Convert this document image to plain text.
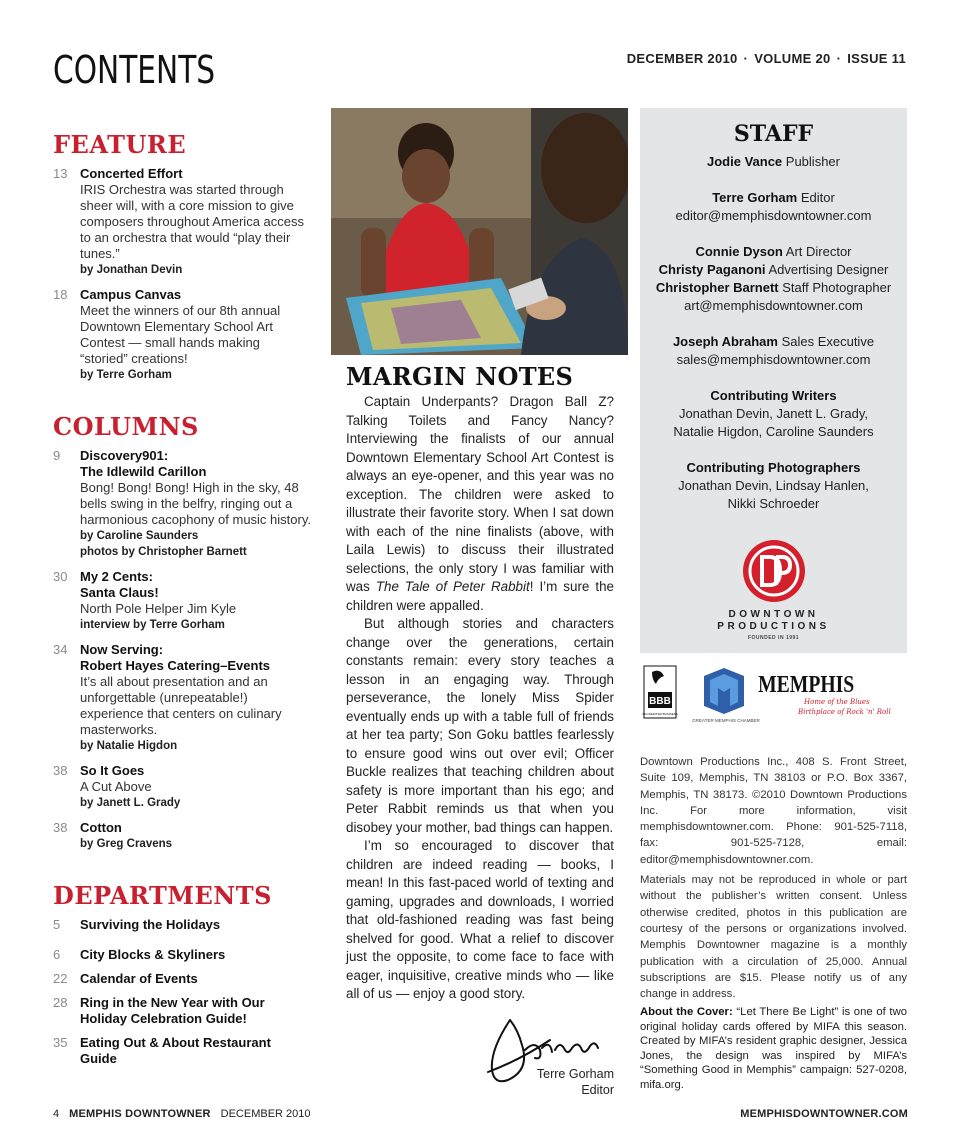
CONTENTS	DECEMBER 2010 · VOLUME 20 · ISSUE 11
FEATURE
13 Concerted Effort
IRIS Orchestra was started through sheer will, with a core mission to give composers throughout America access to an orchestra that would “play their tunes.”
by Jonathan Devin
18 Campus Canvas
Meet the winners of our 8th annual Downtown Elementary School Art Contest — small hands making “storied” creations!
by Terre Gorham
COLUMNS
9	Discovery901:
The Idlewild Carillon
Bong! Bong! Bong! High in the sky, 48 bells swing in the belfry, ringing out a harmonious cacophony of music history.
by Caroline Saunders
photos by Christopher Barnett
30 My 2 Cents:
Santa Claus!
North Pole Helper Jim Kyle
interview by Terre Gorham
34 Now Serving:
Robert Hayes Catering–Events
It’s all about presentation and an unforgettable (unrepeatable!) experience that centers on culinary masterworks.
by Natalie Higdon
38 So It Goes
A Cut Above
by Janett L. Grady
38 Cotton
by Greg Cravens
DEPARTMENTS
5	Surviving the Holidays
6	City Blocks & Skyliners
22 Calendar of Events
28 Ring in the New Year with Our Holiday Celebration Guide!
35 Eating Out & About Restaurant Guide
MARGIN NOTES

Captain Underpants? Dragon Ball Z? Talking Toilets and Fancy Nancy? Interviewing the finalists of our annual Downtown Elementary School Art Contest is always an eye-opener, and this year was no exception. The children were asked to illustrate their favorite story. When I sat down with each of the nine finalists (above, with Laila Lewis) to discuss their illustrated selections, the only story I was familiar with was The Tale of Peter Rabbit! I’m sure the children were appalled.

But although stories and characters change over the generations, certain constants remain: every story teaches a lesson in an engaging way. Through perseverance, the lonely Miss Spider eventually ends up with a table full of friends at her tea party; Son Goku battles fearlessly to ensure good wins out over evil; Officer Buckle realizes that teaching children about safety is more important than his ego; and Peter Rabbit reminds us that when you disobey your mother, bad things can happen.

I’m so encouraged to discover that children are indeed reading — books, I mean! In this fast-paced world of texting and gaming, upgrades and downloads, I worried that old-fashioned reading was fast being shelved for good. What a relief to discover just the opposite, to come face to face with eager, inquisitive, creative minds who — like all of us — enjoy a good story.

Terre Gorham
Editor
STAFF
Jodie Vance Publisher
Terre Gorham Editor
editor@memphisdowntowner.com
Connie Dyson Art Director
Christy Paganoni Advertising Designer
Christopher Barnett Staff Photographer
art@memphisdowntowner.com
Joseph Abraham Sales Executive
sales@memphisdowntowner.com
Contributing Writers
Jonathan Devin, Janett L. Grady,
Natalie Higdon, Caroline Saunders
Contributing Photographers
Jonathan Devin, Lindsay Hanlen,
Nikki Schroeder
DOWNTOWN
PRODUCTIONS
FOUNDED IN 1991
BBB
ACCREDITED BUSINESS
GREATER MEMPHIS CHAMBER
MEMPHIS
Home of the Blues
Birthplace of Rock 'n' Roll

Downtown Productions Inc., 408 S. Front Street, Suite 109, Memphis, TN 38103 or P.O. Box 3367, Memphis, TN 38173. ©2010 Downtown Productions Inc. For more information, visit memphisdowntowner.com. Phone: 901-525-7118, fax: 901-525-7128, email: editor@memphisdowntowner.com.

Materials may not be reproduced in whole or part without the publisher’s written consent. Unless otherwise credited, photos in this publication are courtesy of the persons or organizations involved. Memphis Downtowner magazine is a monthly publication with a circulation of 25,000. Annual subscriptions are $15. Please notify us of any change in address.

About the Cover: “Let There Be Light” is one of two original holiday cards offered by MIFA this season. Created by MIFA’s resident graphic designer, Jessica Jones, the design was inspired by MIFA’s “Something Good in Memphis” campaign: 527-0208, mifa.org.
4 MEMPHIS DOWNTOWNER DECEMBER 2010	MEMPHISDOWNTOWNER.COM
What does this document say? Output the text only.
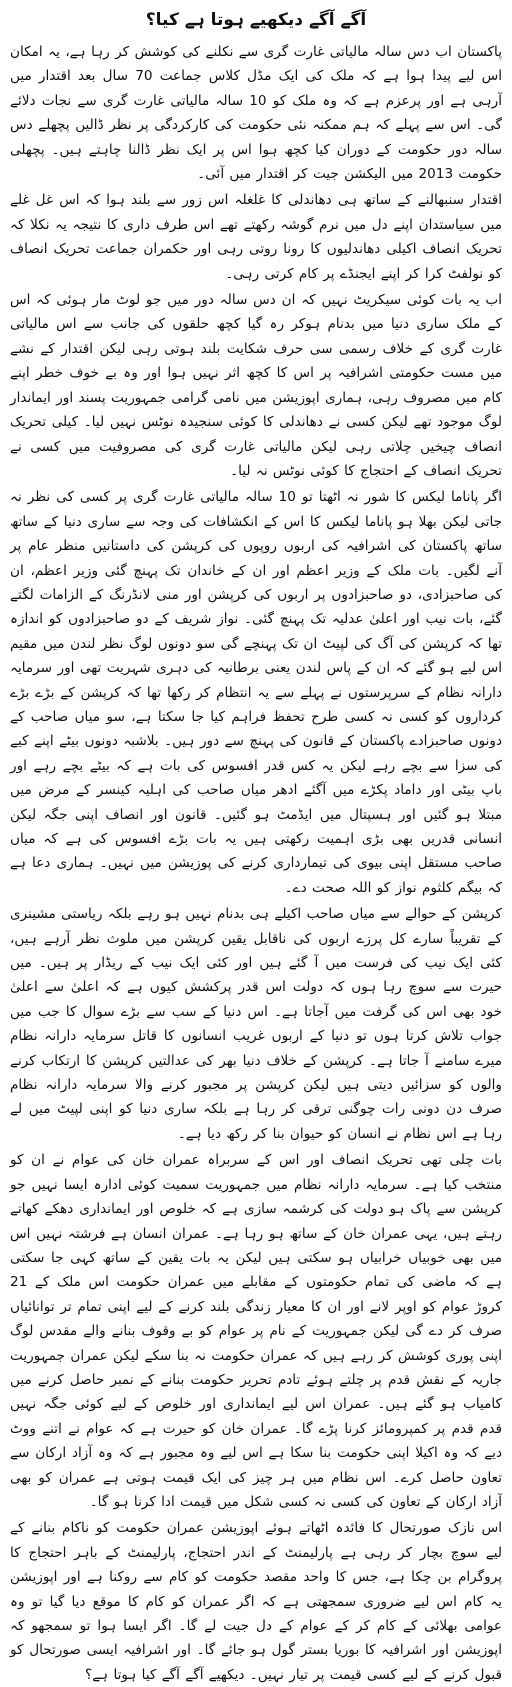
آگے آگے دیکھیے ہوتا ہے کیا؟

پاکستان اب دس سالہ مالیاتی غارت گری سے نکلنے کی کوشش کر رہا ہے، یہ امکان اس لیے پیدا ہوا ہے کہ ملک کی ایک مڈل کلاس جماعت 70 سال بعد اقتدار میں آرہی ہے اور پرعزم ہے کہ وہ ملک کو 10 سالہ مالیاتی غارت گری سے نجات دلائے گی۔ اس سے پہلے کہ ہم ممکنہ نئی حکومت کی کارکردگی پر نظر ڈالیں پچھلے دس سالہ دور حکومت کے دوران کیا کچھ ہوا اس پر ایک نظر ڈالنا چاہتے ہیں۔ پچھلی حکومت 2013 میں الیکشن جیت کر اقتدار میں آئی۔

اقتدار سنبھالنے کے ساتھ ہی دھاندلی کا غلغلہ اس زور سے بلند ہوا کہ اس غل غلے میں سیاستدان اپنے دل میں نرم گوشہ رکھتے تھے اس طرف داری کا نتیجہ یہ نکلا کہ تحریک انصاف اکیلی دھاندلیوں کا رونا روتی رہی اور حکمران جماعت تحریک انصاف کو نولفٹ کرا کر اپنے ایجنڈے پر کام کرتی رہی۔

اب یہ بات کوئی سیکریٹ نہیں کہ ان دس سالہ دور میں جو لوٹ مار ہوئی کہ اس کے ملک ساری دنیا میں بدنام ہوکر رہ گیا کچھ حلقوں کی جانب سے اس مالیاتی غارت گری کے خلاف رسمی سی حرف شکایت بلند ہوتی رہی لیکن اقتدار کے نشے میں مست حکومتی اشرافیہ پر اس کا کچھ اثر نہیں ہوا اور وہ بے خوف خطر اپنے کام میں مصروف رہی، ہماری اپوزیشن میں نامی گرامی جمہوریت پسند اور ایماندار لوگ موجود تھے لیکن کسی نے دھاندلی کا کوئی سنجیدہ نوٹس نہیں لیا۔ کیلی تحریک انصاف چیخیں چلاتی رہی لیکن مالیاتی غارت گری کی مصروفیت میں کسی نے تحریک انصاف کے احتجاج کا کوئی نوٹس نہ لیا۔

اگر پاناما لیکس کا شور نہ اٹھتا تو 10 سالہ مالیاتی غارت گری پر کسی کی نظر نہ جاتی لیکن بھلا ہو پاناما لیکس کا اس کے انکشافات کی وجہ سے ساری دنیا کے ساتھ ساتھ پاکستان کی اشرافیہ کی اربوں روپوں کی کرپشن کی داستانیں منظر عام پر آنے لگیں۔ بات ملک کے وزیر اعظم اور ان کے خاندان تک پہنچ گئی وزیر اعظم، ان کی صاحبزادی، دو صاحبزادوں پر اربوں کی کرپشن اور منی لانڈرنگ کے الزامات لگتے گئے، بات نیب اور اعلیٰ عدلیہ تک پہنچ گئی۔ نواز شریف کے دو صاحبزادوں کو اندازہ تھا کہ کرپشن کی آگ کی لپیٹ ان تک پہنچے گی سو دونوں لوگ نظر لندن میں مقیم اس لیے ہو گئے کہ ان کے پاس لندن یعنی برطانیہ کی دہری شہریت تھی اور سرمایہ دارانہ نظام کے سرپرستوں نے پہلے سے یہ انتظام کر رکھا تھا کہ کرپشن کے بڑے بڑے کرداروں کو کسی نہ کسی طرح تحفظ فراہم کیا جا سکتا ہے، سو میاں صاحب کے دونوں صاحبزادے پاکستان کے قانون کی پہنچ سے دور ہیں۔ بلاشبہ دونوں بیٹے اپنے کیے کی سزا سے بچے رہے لیکن یہ کس قدر افسوس کی بات ہے کہ بیٹے بچے رہے اور باپ بیٹی اور داماد پکڑے میں آگئے ادھر میاں صاحب کی اہلیہ کینسر کے مرض میں مبتلا ہو گئیں اور ہسپتال میں ایڈمٹ ہو گئیں۔ قانون اور انصاف اپنی جگہ لیکن انسانی قدریں بھی بڑی اہمیت رکھتی ہیں یہ بات بڑے افسوس کی ہے کہ میاں صاحب مستقل اپنی بیوی کی تیمارداری کرنے کی پوزیشن میں نہیں۔ ہماری دعا ہے کہ بیگم کلثوم نواز کو اللہ صحت دے۔

کرپشن کے حوالے سے میاں صاحب اکیلے ہی بدنام نہیں ہو رہے بلکہ ریاستی مشینری کے تقریباً سارے کل پرزے اربوں کی ناقابل یقین کرپشن میں ملوث نظر آرہے ہیں، کئی ایک نیب کی فرست میں آ گئے ہیں اور کئی ایک نیب کے ریڈار پر ہیں۔ میں حیرت سے سوچ رہا ہوں کہ دولت اس قدر پرکشش کیوں ہے کہ اعلیٰ سے اعلیٰ خود بھی اس کی گرفت میں آجاتا ہے۔ اس دنیا کے سب سے بڑے سوال کا جب میں جواب تلاش کرتا ہوں تو دنیا کے اربوں غریب انسانوں کا قاتل سرمایہ دارانہ نظام میرے سامنے آ جاتا ہے۔ کرپشن کے خلاف دنیا بھر کی عدالتیں کرپشن کا ارتکاب کرنے والوں کو سزائیں دیتی ہیں لیکن کرپشن پر مجبور کرنے والا سرمایہ دارانہ نظام صرف دن دونی رات چوگنی ترقی کر رہا ہے بلکہ ساری دنیا کو اپنی لپیٹ میں لے رہا ہے اس نظام نے انسان کو حیوان بنا کر رکھ دیا ہے۔

بات چلی تھی تحریک انصاف اور اس کے سربراہ عمران خان کی عوام نے ان کو منتخب کیا ہے۔ سرمایہ دارانہ نظام میں جمہوریت سمیت کوئی ادارہ ایسا نہیں جو کرپشن سے پاک ہو دولت کی کرشمہ سازی ہے کہ خلوص اور ایمانداری دھکے کھاتے رہتے ہیں، یہی عمران خان کے ساتھ ہو رہا ہے۔ عمران انسان ہے فرشتہ نہیں اس میں بھی خوبیاں خرابیاں ہو سکتی ہیں لیکن یہ بات یقین کے ساتھ کہی جا سکتی ہے کہ ماضی کی تمام حکومتوں کے مقابلے میں عمران حکومت اس ملک کے 21 کروڑ عوام کو اوپر لانے اور ان کا معیار زندگی بلند کرنے کے لیے اپنی تمام تر توانائیاں صرف کر دے گی لیکن جمہوریت کے نام پر عوام کو بے وقوف بنانے والے مقدس لوگ اپنی پوری کوشش کر رہے ہیں کہ عمران حکومت نہ بنا سکے لیکن عمران جمہوریت جاریہ کے نقش قدم پر چلتے ہوئے تادم تحریر حکومت بنانے کے نمبر حاصل کرنے میں کامیاب ہو گئے ہیں۔ عمران اس لیے ایمانداری اور خلوص کے لیے کوئی جگہ نہیں قدم قدم پر کمپرومائز کرنا پڑے گا۔ عمران خان کو حیرت ہے کہ عوام نے اتنے ووٹ دیے کہ وہ اکیلا اپنی حکومت بنا سکا ہے اس لیے وہ مجبور ہے کہ وہ آزاد ارکان سے تعاون حاصل کرے۔ اس نظام میں ہر چیز کی ایک قیمت ہوتی ہے عمران کو بھی آزاد ارکان کے تعاون کی کسی نہ کسی شکل میں قیمت ادا کرنا ہو گا۔

اس نازک صورتحال کا فائدہ اٹھاتے ہوئے اپوزیشن عمران حکومت کو ناکام بنانے کے لیے سوچ بچار کر رہی ہے پارلیمنٹ کے اندر احتجاج، پارلیمنٹ کے باہر احتجاج کا پروگرام بن چکا ہے، جس کا واحد مقصد حکومت کو کام سے روکنا ہے اور اپوزیشن یہ کام اس لیے ضروری سمجھتی ہے کہ اگر عمران کو کام کا موقع دیا گیا تو وہ عوامی بھلائی کے کام کر کے عوام کے دل جیت لے گا۔ اگر ایسا ہوا تو سمجھو کہ اپوزیشن اور اشرافیہ کا بوریا بستر گول ہو جائے گا۔ اور اشرافیہ ایسی صورتحال کو قبول کرنے کے لیے کسی قیمت پر تیار نہیں۔ دیکھیے آگے آگے کیا ہوتا ہے؟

Short task:
Work out the count of lines containing the word "Natalie", then write only that count.

Task output:
2